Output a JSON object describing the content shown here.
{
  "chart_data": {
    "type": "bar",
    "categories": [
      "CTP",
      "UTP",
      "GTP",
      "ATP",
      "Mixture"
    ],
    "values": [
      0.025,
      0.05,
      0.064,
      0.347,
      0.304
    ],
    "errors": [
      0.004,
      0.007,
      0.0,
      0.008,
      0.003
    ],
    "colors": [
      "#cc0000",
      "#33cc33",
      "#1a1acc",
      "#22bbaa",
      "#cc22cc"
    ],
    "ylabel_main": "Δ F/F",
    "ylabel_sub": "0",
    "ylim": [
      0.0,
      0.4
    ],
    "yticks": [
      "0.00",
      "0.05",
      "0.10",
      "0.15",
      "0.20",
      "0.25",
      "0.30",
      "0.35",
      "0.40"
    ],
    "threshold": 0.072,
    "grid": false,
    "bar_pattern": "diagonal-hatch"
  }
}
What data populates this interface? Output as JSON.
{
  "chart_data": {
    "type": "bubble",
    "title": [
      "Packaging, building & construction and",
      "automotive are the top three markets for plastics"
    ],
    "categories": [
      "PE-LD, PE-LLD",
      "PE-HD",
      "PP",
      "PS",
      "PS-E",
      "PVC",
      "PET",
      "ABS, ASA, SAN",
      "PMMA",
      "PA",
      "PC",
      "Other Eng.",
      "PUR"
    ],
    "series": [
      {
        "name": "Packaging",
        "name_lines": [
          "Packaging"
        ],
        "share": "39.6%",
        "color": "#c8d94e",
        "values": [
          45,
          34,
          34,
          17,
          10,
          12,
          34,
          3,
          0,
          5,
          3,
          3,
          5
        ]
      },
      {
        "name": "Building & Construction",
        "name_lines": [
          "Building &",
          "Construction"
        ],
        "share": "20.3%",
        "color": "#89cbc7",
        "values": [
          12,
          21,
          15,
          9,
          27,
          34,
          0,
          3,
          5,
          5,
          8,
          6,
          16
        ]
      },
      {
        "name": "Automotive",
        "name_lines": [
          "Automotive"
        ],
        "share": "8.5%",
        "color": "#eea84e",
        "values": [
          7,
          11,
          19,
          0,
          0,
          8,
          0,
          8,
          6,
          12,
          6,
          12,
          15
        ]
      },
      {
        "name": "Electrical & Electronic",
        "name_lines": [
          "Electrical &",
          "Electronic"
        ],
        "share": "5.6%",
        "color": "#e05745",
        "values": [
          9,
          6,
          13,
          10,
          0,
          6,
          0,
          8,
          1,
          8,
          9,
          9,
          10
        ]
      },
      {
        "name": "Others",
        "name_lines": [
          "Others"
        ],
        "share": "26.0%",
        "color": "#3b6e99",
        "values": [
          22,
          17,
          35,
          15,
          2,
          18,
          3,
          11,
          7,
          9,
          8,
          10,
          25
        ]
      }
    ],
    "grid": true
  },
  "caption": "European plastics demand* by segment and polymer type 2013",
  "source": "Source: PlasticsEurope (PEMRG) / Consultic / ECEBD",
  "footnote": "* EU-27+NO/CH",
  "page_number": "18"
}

## [WORK REQUIRED]
Set every line of the listing down word for word.

## [SOLVED PROBLEM]
Output a JSON object describing the content shown here.
{
  "chart_data": {
    "type": "bar",
    "categories": [
      "CTP",
      "UTP",
      "GTP",
      "ATP",
      "Mixture"
    ],
    "values": [
      0.025,
      0.05,
      0.064,
      0.347,
      0.304
    ],
    "errors": [
      0.004,
      0.007,
      0.0,
      0.008,
      0.003
    ],
    "colors": [
      "#cc0000",
      "#33cc33",
      "#1a1acc",
      "#22bbaa",
      "#cc22cc"
    ],
    "ylabel_main": "Δ F/F",
    "ylabel_sub": "0",
    "ylim": [
      0.0,
      0.4
    ],
    "yticks": [
      "0.00",
      "0.05",
      "0.10",
      "0.15",
      "0.20",
      "0.25",
      "0.30",
      "0.35",
      "0.40"
    ],
    "threshold": 0.072,
    "grid": false,
    "bar_pattern": "diagonal-hatch"
  }
}
What data populates this interface? Output as JSON.
{
  "chart_data": {
    "type": "bubble",
    "title": [
      "Packaging, building & construction and",
      "automotive are the top three markets for plastics"
    ],
    "categories": [
      "PE-LD, PE-LLD",
      "PE-HD",
      "PP",
      "PS",
      "PS-E",
      "PVC",
      "PET",
      "ABS, ASA, SAN",
      "PMMA",
      "PA",
      "PC",
      "Other Eng.",
      "PUR"
    ],
    "series": [
      {
        "name": "Packaging",
        "name_lines": [
          "Packaging"
        ],
        "share": "39.6%",
        "color": "#c8d94e",
        "values": [
          45,
          34,
          34,
          17,
          10,
          12,
          34,
          3,
          0,
          5,
          3,
          3,
          5
        ]
      },
      {
        "name": "Building & Construction",
        "name_lines": [
          "Building &",
          "Construction"
        ],
        "share": "20.3%",
        "color": "#89cbc7",
        "values": [
          12,
          21,
          15,
          9,
          27,
          34,
          0,
          3,
          5,
          5,
          8,
          6,
          16
        ]
      },
      {
        "name": "Automotive",
        "name_lines": [
          "Automotive"
        ],
        "share": "8.5%",
        "color": "#eea84e",
        "values": [
          7,
          11,
          19,
          0,
          0,
          8,
          0,
          8,
          6,
          12,
          6,
          12,
          15
        ]
      },
      {
        "name": "Electrical & Electronic",
        "name_lines": [
          "Electrical &",
          "Electronic"
        ],
        "share": "5.6%",
        "color": "#e05745",
        "values": [
          9,
          6,
          13,
          10,
          0,
          6,
          0,
          8,
          1,
          8,
          9,
          9,
          10
        ]
      },
      {
        "name": "Others",
        "name_lines": [
          "Others"
        ],
        "share": "26.0%",
        "color": "#3b6e99",
        "values": [
          22,
          17,
          35,
          15,
          2,
          18,
          3,
          11,
          7,
          9,
          8,
          10,
          25
        ]
      }
    ],
    "grid": true
  },
  "caption": "European plastics demand* by segment and polymer type 2013",
  "source": "Source: PlasticsEurope (PEMRG) / Consultic / ECEBD",
  "footnote": "* EU-27+NO/CH",
  "page_number": "18"
}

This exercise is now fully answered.